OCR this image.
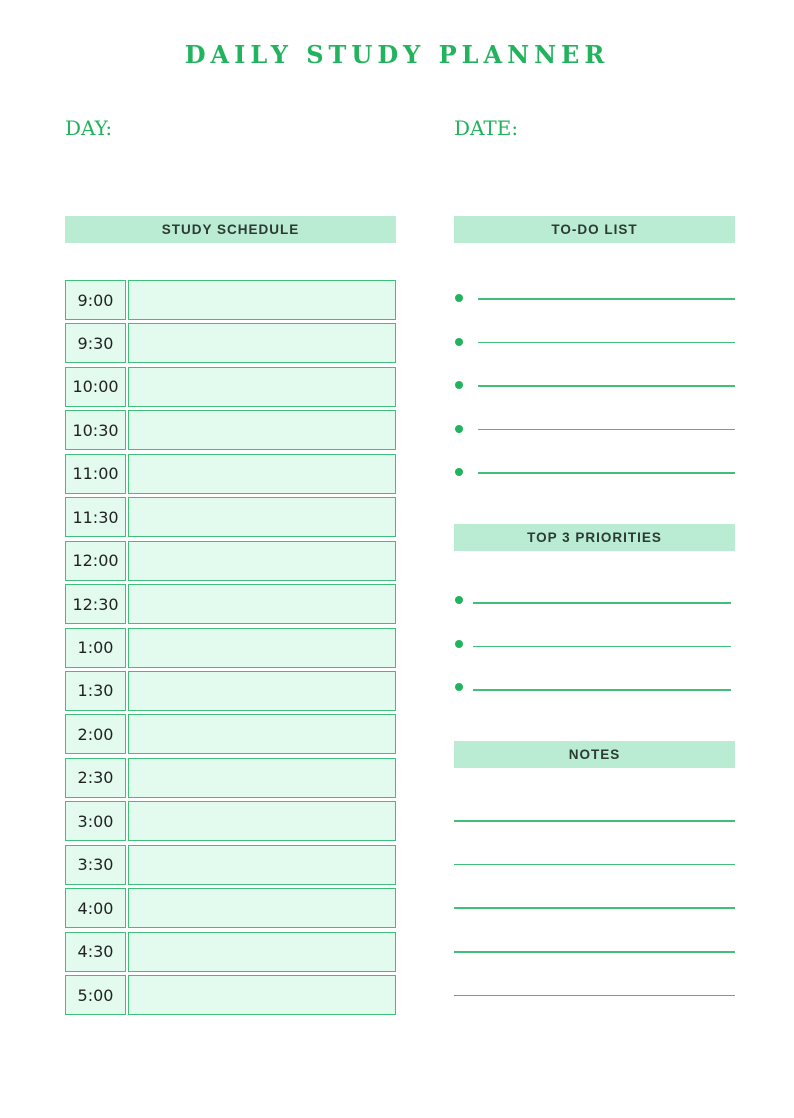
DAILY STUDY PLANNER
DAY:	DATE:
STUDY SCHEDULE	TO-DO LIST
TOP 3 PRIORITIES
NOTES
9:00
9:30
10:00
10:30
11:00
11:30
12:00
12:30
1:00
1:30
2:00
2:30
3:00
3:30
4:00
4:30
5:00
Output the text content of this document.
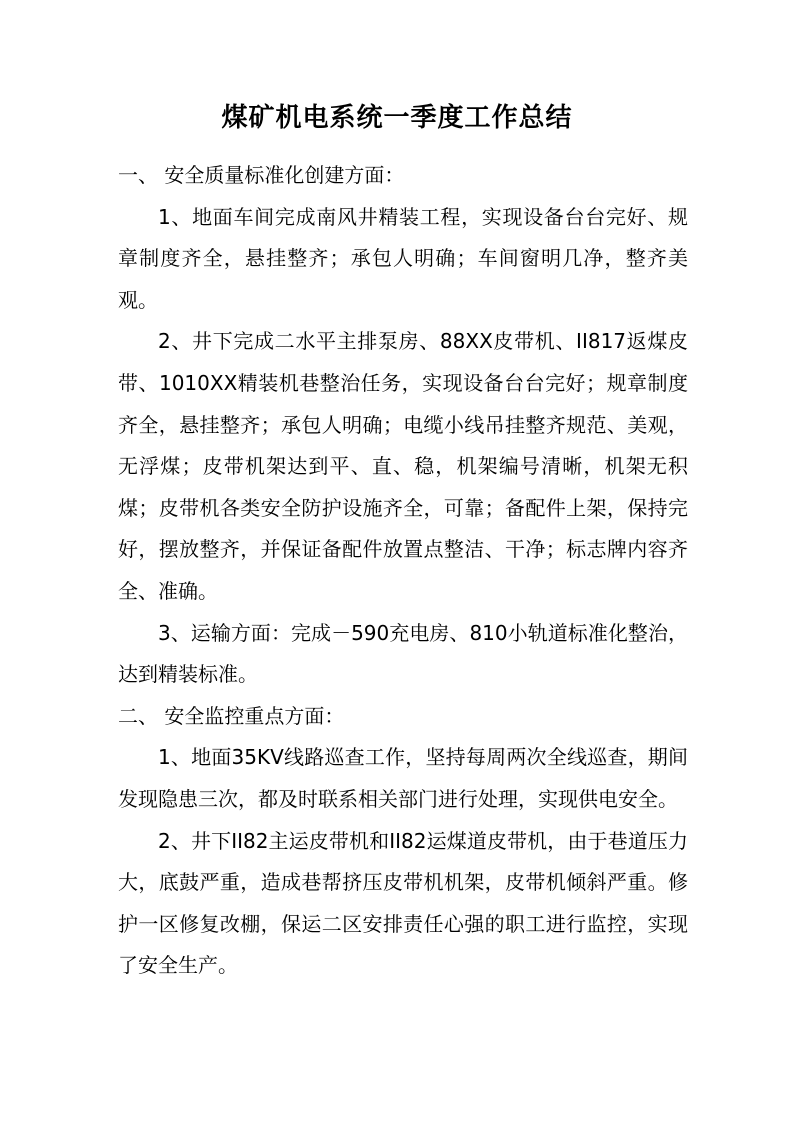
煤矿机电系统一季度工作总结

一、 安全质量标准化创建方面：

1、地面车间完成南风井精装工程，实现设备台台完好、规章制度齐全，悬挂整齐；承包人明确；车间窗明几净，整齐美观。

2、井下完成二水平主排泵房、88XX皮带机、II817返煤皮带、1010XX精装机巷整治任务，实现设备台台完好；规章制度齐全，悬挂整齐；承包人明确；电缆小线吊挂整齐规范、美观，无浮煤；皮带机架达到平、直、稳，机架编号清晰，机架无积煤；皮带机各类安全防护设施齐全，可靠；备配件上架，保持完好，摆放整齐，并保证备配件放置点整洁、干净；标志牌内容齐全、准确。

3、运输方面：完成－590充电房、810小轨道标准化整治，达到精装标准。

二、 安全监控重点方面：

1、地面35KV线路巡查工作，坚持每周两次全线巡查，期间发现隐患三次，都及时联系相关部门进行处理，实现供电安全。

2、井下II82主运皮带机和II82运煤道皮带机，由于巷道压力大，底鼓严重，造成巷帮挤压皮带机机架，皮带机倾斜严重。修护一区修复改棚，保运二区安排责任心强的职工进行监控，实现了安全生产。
——
WHAT YOU HAVE TO DO: What is the number of lines that hold the string "规章制度齐全"? Give it alone.

RESPONSE: 2